DATA TO USE:
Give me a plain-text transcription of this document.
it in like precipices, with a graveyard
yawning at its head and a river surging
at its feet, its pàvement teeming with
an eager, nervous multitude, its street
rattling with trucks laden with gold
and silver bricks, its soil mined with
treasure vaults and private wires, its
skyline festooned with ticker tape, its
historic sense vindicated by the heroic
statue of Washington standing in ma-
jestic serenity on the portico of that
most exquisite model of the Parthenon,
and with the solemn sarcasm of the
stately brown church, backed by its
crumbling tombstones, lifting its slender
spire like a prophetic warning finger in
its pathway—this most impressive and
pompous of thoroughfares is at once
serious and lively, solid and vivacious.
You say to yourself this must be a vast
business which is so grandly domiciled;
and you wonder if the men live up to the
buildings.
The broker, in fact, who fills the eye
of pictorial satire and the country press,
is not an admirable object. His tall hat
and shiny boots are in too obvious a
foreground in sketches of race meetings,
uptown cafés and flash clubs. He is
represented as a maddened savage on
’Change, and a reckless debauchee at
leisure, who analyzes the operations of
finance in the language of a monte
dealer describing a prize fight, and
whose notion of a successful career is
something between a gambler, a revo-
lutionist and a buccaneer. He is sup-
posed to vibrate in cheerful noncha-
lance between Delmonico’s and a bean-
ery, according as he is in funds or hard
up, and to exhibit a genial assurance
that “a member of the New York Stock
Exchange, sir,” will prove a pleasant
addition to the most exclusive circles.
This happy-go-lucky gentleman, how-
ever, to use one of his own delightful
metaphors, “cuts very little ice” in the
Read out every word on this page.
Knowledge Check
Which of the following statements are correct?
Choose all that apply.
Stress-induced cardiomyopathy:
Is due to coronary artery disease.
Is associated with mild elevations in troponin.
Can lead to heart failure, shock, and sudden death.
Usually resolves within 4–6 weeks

BRIEF: Repeat, without changes, every line from the one that contains "Read out every word on this page." through the final line of the data.

RESPONSE TO THIS TASK:
Read out every word on this page.
Knowledge Check
Which of the following statements are correct?
Choose all that apply.
Stress-induced cardiomyopathy:
Is due to coronary artery disease.
Is associated with mild elevations in troponin.
Can lead to heart failure, shock, and sudden death.
Usually resolves within 4–6 weeks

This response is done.